*SUPPLIED RECORDS*.
####

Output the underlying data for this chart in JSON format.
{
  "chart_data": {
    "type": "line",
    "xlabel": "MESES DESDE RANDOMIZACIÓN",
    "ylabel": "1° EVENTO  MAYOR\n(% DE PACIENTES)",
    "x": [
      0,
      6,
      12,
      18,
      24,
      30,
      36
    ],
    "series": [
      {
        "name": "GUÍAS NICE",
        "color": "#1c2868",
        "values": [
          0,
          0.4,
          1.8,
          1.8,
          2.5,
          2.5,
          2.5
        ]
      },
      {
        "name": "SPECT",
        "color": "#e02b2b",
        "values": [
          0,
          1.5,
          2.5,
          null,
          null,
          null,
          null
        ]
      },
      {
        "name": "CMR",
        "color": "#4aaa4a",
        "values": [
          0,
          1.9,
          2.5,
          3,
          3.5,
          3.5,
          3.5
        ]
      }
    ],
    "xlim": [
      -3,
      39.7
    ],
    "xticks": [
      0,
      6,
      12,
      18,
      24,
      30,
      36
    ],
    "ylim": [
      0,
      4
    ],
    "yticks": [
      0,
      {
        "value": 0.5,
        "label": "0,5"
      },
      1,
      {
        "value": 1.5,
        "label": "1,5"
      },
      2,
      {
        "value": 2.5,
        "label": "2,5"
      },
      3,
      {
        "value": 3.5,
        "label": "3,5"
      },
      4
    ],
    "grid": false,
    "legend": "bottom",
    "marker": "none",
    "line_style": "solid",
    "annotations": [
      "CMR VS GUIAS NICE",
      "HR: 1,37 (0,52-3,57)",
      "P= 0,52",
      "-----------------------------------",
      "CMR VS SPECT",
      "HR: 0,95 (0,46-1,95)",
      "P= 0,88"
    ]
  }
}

####

*EXERCISE PROMPT*. All the entries above need to be reproduced exactly.

*ANSWER TO THIS EXERCISE*.
Output the underlying data for this chart in JSON format.
{
  "chart_data": {
    "type": "line",
    "xlabel": "MESES DESDE RANDOMIZACIÓN",
    "ylabel": "1° EVENTO  MAYOR\n(% DE PACIENTES)",
    "x": [
      0,
      6,
      12,
      18,
      24,
      30,
      36
    ],
    "series": [
      {
        "name": "GUÍAS NICE",
        "color": "#1c2868",
        "values": [
          0,
          0.4,
          1.8,
          1.8,
          2.5,
          2.5,
          2.5
        ]
      },
      {
        "name": "SPECT",
        "color": "#e02b2b",
        "values": [
          0,
          1.5,
          2.5,
          null,
          null,
          null,
          null
        ]
      },
      {
        "name": "CMR",
        "color": "#4aaa4a",
        "values": [
          0,
          1.9,
          2.5,
          3,
          3.5,
          3.5,
          3.5
        ]
      }
    ],
    "xlim": [
      -3,
      39.7
    ],
    "xticks": [
      0,
      6,
      12,
      18,
      24,
      30,
      36
    ],
    "ylim": [
      0,
      4
    ],
    "yticks": [
      0,
      {
        "value": 0.5,
        "label": "0,5"
      },
      1,
      {
        "value": 1.5,
        "label": "1,5"
      },
      2,
      {
        "value": 2.5,
        "label": "2,5"
      },
      3,
      {
        "value": 3.5,
        "label": "3,5"
      },
      4
    ],
    "grid": false,
    "legend": "bottom",
    "marker": "none",
    "line_style": "solid",
    "annotations": [
      "CMR VS GUIAS NICE",
      "HR: 1,37 (0,52-3,57)",
      "P= 0,52",
      "-----------------------------------",
      "CMR VS SPECT",
      "HR: 0,95 (0,46-1,95)",
      "P= 0,88"
    ]
  }
}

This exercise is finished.